WHAT IS NEEDED: Reproduce the listing exactly, with no pictures in your copy.

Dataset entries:
====

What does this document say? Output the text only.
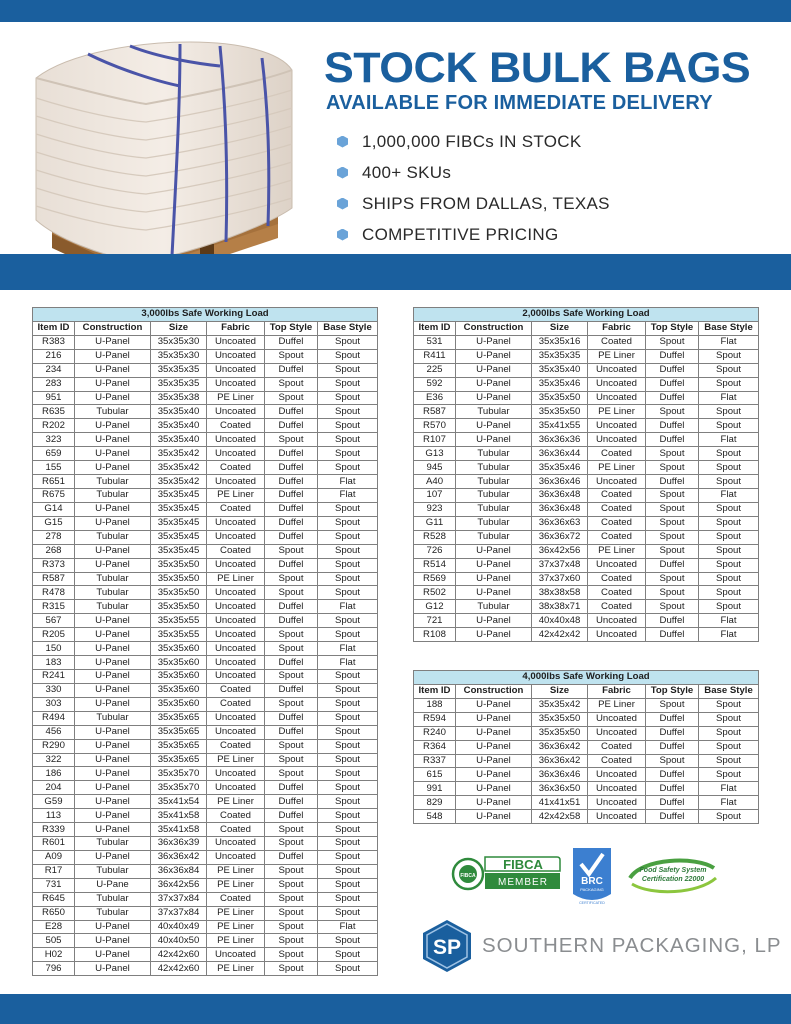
STOCK BULK BAGS
AVAILABLE FOR IMMEDIATE DELIVERY
1,000,000 FIBCs IN STOCK
400+ SKUs
SHIPS FROM DALLAS, TEXAS
COMPETITIVE PRICING
3,000lbs Safe Working Load					
Item ID	Construction	Size	Fabric	Top Style	Base Style
R383	U-Panel	35x35x30	Uncoated	Duffel	Spout
216	U-Panel	35x35x30	Uncoated	Spout	Spout
234	U-Panel	35x35x35	Uncoated	Duffel	Spout
283	U-Panel	35x35x35	Uncoated	Spout	Spout
951	U-Panel	35x35x38	PE Liner	Spout	Spout
R635	Tubular	35x35x40	Uncoated	Duffel	Spout
R202	U-Panel	35x35x40	Coated	Duffel	Spout
323	U-Panel	35x35x40	Uncoated	Spout	Spout
659	U-Panel	35x35x42	Uncoated	Duffel	Spout
155	U-Panel	35x35x42	Coated	Duffel	Spout
R651	Tubular	35x35x42	Uncoated	Duffel	Flat
R675	Tubular	35x35x45	PE Liner	Duffel	Flat
G14	U-Panel	35x35x45	Coated	Duffel	Spout
G15	U-Panel	35x35x45	Uncoated	Duffel	Spout
278	Tubular	35x35x45	Uncoated	Duffel	Spout
268	U-Panel	35x35x45	Coated	Spout	Spout
R373	U-Panel	35x35x50	Uncoated	Duffel	Spout
R587	Tubular	35x35x50	PE Liner	Spout	Spout
R478	Tubular	35x35x50	Uncoated	Spout	Spout
R315	Tubular	35x35x50	Uncoated	Duffel	Flat
567	U-Panel	35x35x55	Uncoated	Duffel	Spout
R205	U-Panel	35x35x55	Uncoated	Spout	Spout
150	U-Panel	35x35x60	Uncoated	Spout	Flat
183	U-Panel	35x35x60	Uncoated	Duffel	Flat
R241	U-Panel	35x35x60	Uncoated	Spout	Spout
330	U-Panel	35x35x60	Coated	Duffel	Spout
303	U-Panel	35x35x60	Coated	Spout	Spout
R494	Tubular	35x35x65	Uncoated	Duffel	Spout
456	U-Panel	35x35x65	Uncoated	Duffel	Spout
R290	U-Panel	35x35x65	Coated	Spout	Spout
322	U-Panel	35x35x65	PE Liner	Spout	Spout
186	U-Panel	35x35x70	Uncoated	Spout	Spout
204	U-Panel	35x35x70	Uncoated	Duffel	Spout
G59	U-Panel	35x41x54	PE Liner	Duffel	Spout
113	U-Panel	35x41x58	Coated	Duffel	Spout
R339	U-Panel	35x41x58	Coated	Spout	Spout
R601	Tubular	36x36x39	Uncoated	Spout	Spout
A09	U-Panel	36x36x42	Uncoated	Duffel	Spout
R17	Tubular	36x36x84	PE Liner	Spout	Spout
731	U-Pane	36x42x56	PE Liner	Spout	Spout
R645	Tubular	37x37x84	Coated	Spout	Spout
R650	Tubular	37x37x84	PE Liner	Spout	Spout
E28	U-Panel	40x40x49	PE Liner	Spout	Flat
505	U-Panel	40x40x50	PE Liner	Spout	Spout
H02	U-Panel	42x42x60	Uncoated	Spout	Spout
796	U-Panel	42x42x60	PE Liner	Spout	Spout
2,000lbs Safe Working Load					
Item ID	Construction	Size	Fabric	Top Style	Base Style
531	U-Panel	35x35x16	Coated	Spout	Flat
R411	U-Panel	35x35x35	PE Liner	Duffel	Spout
225	U-Panel	35x35x40	Uncoated	Duffel	Spout
592	U-Panel	35x35x46	Uncoated	Duffel	Spout
E36	U-Panel	35x35x50	Uncoated	Duffel	Flat
R587	Tubular	35x35x50	PE Liner	Spout	Spout
R570	U-Panel	35x41x55	Uncoated	Duffel	Spout
R107	U-Panel	36x36x36	Uncoated	Duffel	Flat
G13	Tubular	36x36x44	Coated	Spout	Spout
945	Tubular	35x35x46	PE Liner	Spout	Spout
A40	Tubular	36x36x46	Uncoated	Duffel	Spout
107	Tubular	36x36x48	Coated	Spout	Flat
923	Tubular	36x36x48	Coated	Spout	Spout
G11	Tubular	36x36x63	Coated	Spout	Spout
R528	Tubular	36x36x72	Coated	Spout	Spout
726	U-Panel	36x42x56	PE Liner	Spout	Spout
R514	U-Panel	37x37x48	Uncoated	Duffel	Spout
R569	U-Panel	37x37x60	Coated	Spout	Spout
R502	U-Panel	38x38x58	Coated	Spout	Spout
G12	Tubular	38x38x71	Coated	Spout	Spout
721	U-Panel	40x40x48	Uncoated	Duffel	Flat
R108	U-Panel	42x42x42	Uncoated	Duffel	Flat
4,000lbs Safe Working Load					
Item ID	Construction	Size	Fabric	Top Style	Base Style
188	U-Panel	35x35x42	PE Liner	Spout	Spout
R594	U-Panel	35x35x50	Uncoated	Duffel	Spout
R240	U-Panel	35x35x50	Uncoated	Duffel	Spout
R364	U-Panel	36x36x42	Coated	Duffel	Spout
R337	U-Panel	36x36x42	Coated	Spout	Spout
615	U-Panel	36x36x46	Uncoated	Duffel	Spout
991	U-Panel	36x36x50	Uncoated	Duffel	Flat
829	U-Panel	41x41x51	Uncoated	Duffel	Flat
548	U-Panel	42x42x58	Uncoated	Duffel	Spout
FIBCA
FIBCA
MEMBER	BRC
PACKAGING
CERTIFICATED
Food Safety System
Certification 22000
SP SOUTHERN PACKAGING, LP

====

OUTPUT BELOW:
What does this document say? Output the text only.
STOCK BULK BAGS
AVAILABLE FOR IMMEDIATE DELIVERY
1,000,000 FIBCs IN STOCK
400+ SKUs
SHIPS FROM DALLAS, TEXAS
COMPETITIVE PRICING
3,000lbs Safe Working Load					
Item ID	Construction	Size	Fabric	Top Style	Base Style
R383	U-Panel	35x35x30	Uncoated	Duffel	Spout
216	U-Panel	35x35x30	Uncoated	Spout	Spout
234	U-Panel	35x35x35	Uncoated	Duffel	Spout
283	U-Panel	35x35x35	Uncoated	Spout	Spout
951	U-Panel	35x35x38	PE Liner	Spout	Spout
R635	Tubular	35x35x40	Uncoated	Duffel	Spout
R202	U-Panel	35x35x40	Coated	Duffel	Spout
323	U-Panel	35x35x40	Uncoated	Spout	Spout
659	U-Panel	35x35x42	Uncoated	Duffel	Spout
155	U-Panel	35x35x42	Coated	Duffel	Spout
R651	Tubular	35x35x42	Uncoated	Duffel	Flat
R675	Tubular	35x35x45	PE Liner	Duffel	Flat
G14	U-Panel	35x35x45	Coated	Duffel	Spout
G15	U-Panel	35x35x45	Uncoated	Duffel	Spout
278	Tubular	35x35x45	Uncoated	Duffel	Spout
268	U-Panel	35x35x45	Coated	Spout	Spout
R373	U-Panel	35x35x50	Uncoated	Duffel	Spout
R587	Tubular	35x35x50	PE Liner	Spout	Spout
R478	Tubular	35x35x50	Uncoated	Spout	Spout
R315	Tubular	35x35x50	Uncoated	Duffel	Flat
567	U-Panel	35x35x55	Uncoated	Duffel	Spout
R205	U-Panel	35x35x55	Uncoated	Spout	Spout
150	U-Panel	35x35x60	Uncoated	Spout	Flat
183	U-Panel	35x35x60	Uncoated	Duffel	Flat
R241	U-Panel	35x35x60	Uncoated	Spout	Spout
330	U-Panel	35x35x60	Coated	Duffel	Spout
303	U-Panel	35x35x60	Coated	Spout	Spout
R494	Tubular	35x35x65	Uncoated	Duffel	Spout
456	U-Panel	35x35x65	Uncoated	Duffel	Spout
R290	U-Panel	35x35x65	Coated	Spout	Spout
322	U-Panel	35x35x65	PE Liner	Spout	Spout
186	U-Panel	35x35x70	Uncoated	Spout	Spout
204	U-Panel	35x35x70	Uncoated	Duffel	Spout
G59	U-Panel	35x41x54	PE Liner	Duffel	Spout
113	U-Panel	35x41x58	Coated	Duffel	Spout
R339	U-Panel	35x41x58	Coated	Spout	Spout
R601	Tubular	36x36x39	Uncoated	Spout	Spout
A09	U-Panel	36x36x42	Uncoated	Duffel	Spout
R17	Tubular	36x36x84	PE Liner	Spout	Spout
731	U-Pane	36x42x56	PE Liner	Spout	Spout
R645	Tubular	37x37x84	Coated	Spout	Spout
R650	Tubular	37x37x84	PE Liner	Spout	Spout
E28	U-Panel	40x40x49	PE Liner	Spout	Flat
505	U-Panel	40x40x50	PE Liner	Spout	Spout
H02	U-Panel	42x42x60	Uncoated	Spout	Spout
796	U-Panel	42x42x60	PE Liner	Spout	Spout
2,000lbs Safe Working Load					
Item ID	Construction	Size	Fabric	Top Style	Base Style
531	U-Panel	35x35x16	Coated	Spout	Flat
R411	U-Panel	35x35x35	PE Liner	Duffel	Spout
225	U-Panel	35x35x40	Uncoated	Duffel	Spout
592	U-Panel	35x35x46	Uncoated	Duffel	Spout
E36	U-Panel	35x35x50	Uncoated	Duffel	Flat
R587	Tubular	35x35x50	PE Liner	Spout	Spout
R570	U-Panel	35x41x55	Uncoated	Duffel	Spout
R107	U-Panel	36x36x36	Uncoated	Duffel	Flat
G13	Tubular	36x36x44	Coated	Spout	Spout
945	Tubular	35x35x46	PE Liner	Spout	Spout
A40	Tubular	36x36x46	Uncoated	Duffel	Spout
107	Tubular	36x36x48	Coated	Spout	Flat
923	Tubular	36x36x48	Coated	Spout	Spout
G11	Tubular	36x36x63	Coated	Spout	Spout
R528	Tubular	36x36x72	Coated	Spout	Spout
726	U-Panel	36x42x56	PE Liner	Spout	Spout
R514	U-Panel	37x37x48	Uncoated	Duffel	Spout
R569	U-Panel	37x37x60	Coated	Spout	Spout
R502	U-Panel	38x38x58	Coated	Spout	Spout
G12	Tubular	38x38x71	Coated	Spout	Spout
721	U-Panel	40x40x48	Uncoated	Duffel	Flat
R108	U-Panel	42x42x42	Uncoated	Duffel	Flat
4,000lbs Safe Working Load					
Item ID	Construction	Size	Fabric	Top Style	Base Style
188	U-Panel	35x35x42	PE Liner	Spout	Spout
R594	U-Panel	35x35x50	Uncoated	Duffel	Spout
R240	U-Panel	35x35x50	Uncoated	Duffel	Spout
R364	U-Panel	36x36x42	Coated	Duffel	Spout
R337	U-Panel	36x36x42	Coated	Spout	Spout
615	U-Panel	36x36x46	Uncoated	Duffel	Spout
991	U-Panel	36x36x50	Uncoated	Duffel	Flat
829	U-Panel	41x41x51	Uncoated	Duffel	Flat
548	U-Panel	42x42x58	Uncoated	Duffel	Spout
FIBCA
FIBCA
MEMBER	BRC
PACKAGING
CERTIFICATED
Food Safety System
Certification 22000
SP SOUTHERN PACKAGING, LP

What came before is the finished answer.